- _Extracted data_:

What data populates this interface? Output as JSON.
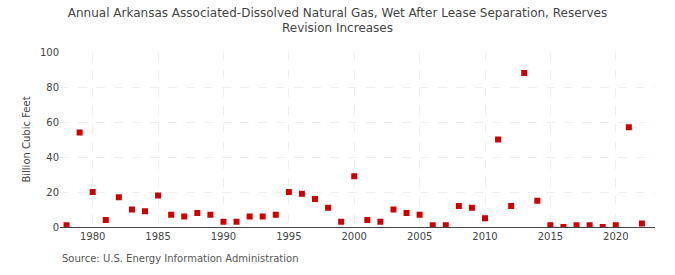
{
  "chart_data": {
    "type": "scatter",
    "title": "Annual Arkansas Associated-Dissolved Natural Gas, Wet After Lease Separation, Reserves\nRevision Increases",
    "ylabel": "Billion Cubic Feet",
    "annotations": [
      "Source: U.S. Energy Information Administration"
    ],
    "color": "#cc0000",
    "marker": "square",
    "xlim": [
      1977.5,
      2023
    ],
    "ylim": [
      0,
      100
    ],
    "yticks": [
      0,
      20,
      40,
      60,
      80,
      100
    ],
    "xticks": [
      1980,
      1985,
      1990,
      1995,
      2000,
      2005,
      2010,
      2015,
      2020
    ],
    "grid": true,
    "x": [
      1978,
      1979,
      1980,
      1981,
      1982,
      1983,
      1984,
      1985,
      1986,
      1987,
      1988,
      1989,
      1990,
      1991,
      1992,
      1993,
      1994,
      1995,
      1996,
      1997,
      1998,
      1999,
      2000,
      2001,
      2002,
      2003,
      2004,
      2005,
      2006,
      2007,
      2008,
      2009,
      2010,
      2011,
      2012,
      2013,
      2014,
      2015,
      2016,
      2017,
      2018,
      2019,
      2020,
      2021,
      2022
    ],
    "values": [
      1,
      54,
      20,
      4,
      17,
      10,
      9,
      18,
      7,
      6,
      8,
      7,
      3,
      3,
      6,
      6,
      7,
      20,
      19,
      16,
      11,
      3,
      29,
      4,
      3,
      10,
      8,
      7,
      1,
      1,
      12,
      11,
      5,
      50,
      12,
      88,
      15,
      1,
      0,
      1,
      1,
      0,
      1,
      57,
      2
    ]
  }
}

- _Problem details_:
Print every entry exactly as written, without the pictures.

- _Answer to the task_:
What data populates this interface? Output as JSON.
{
  "chart_data": {
    "type": "scatter",
    "title": "Annual Arkansas Associated-Dissolved Natural Gas, Wet After Lease Separation, Reserves\nRevision Increases",
    "ylabel": "Billion Cubic Feet",
    "annotations": [
      "Source: U.S. Energy Information Administration"
    ],
    "color": "#cc0000",
    "marker": "square",
    "xlim": [
      1977.5,
      2023
    ],
    "ylim": [
      0,
      100
    ],
    "yticks": [
      0,
      20,
      40,
      60,
      80,
      100
    ],
    "xticks": [
      1980,
      1985,
      1990,
      1995,
      2000,
      2005,
      2010,
      2015,
      2020
    ],
    "grid": true,
    "x": [
      1978,
      1979,
      1980,
      1981,
      1982,
      1983,
      1984,
      1985,
      1986,
      1987,
      1988,
      1989,
      1990,
      1991,
      1992,
      1993,
      1994,
      1995,
      1996,
      1997,
      1998,
      1999,
      2000,
      2001,
      2002,
      2003,
      2004,
      2005,
      2006,
      2007,
      2008,
      2009,
      2010,
      2011,
      2012,
      2013,
      2014,
      2015,
      2016,
      2017,
      2018,
      2019,
      2020,
      2021,
      2022
    ],
    "values": [
      1,
      54,
      20,
      4,
      17,
      10,
      9,
      18,
      7,
      6,
      8,
      7,
      3,
      3,
      6,
      6,
      7,
      20,
      19,
      16,
      11,
      3,
      29,
      4,
      3,
      10,
      8,
      7,
      1,
      1,
      12,
      11,
      5,
      50,
      12,
      88,
      15,
      1,
      0,
      1,
      1,
      0,
      1,
      57,
      2
    ]
  }
}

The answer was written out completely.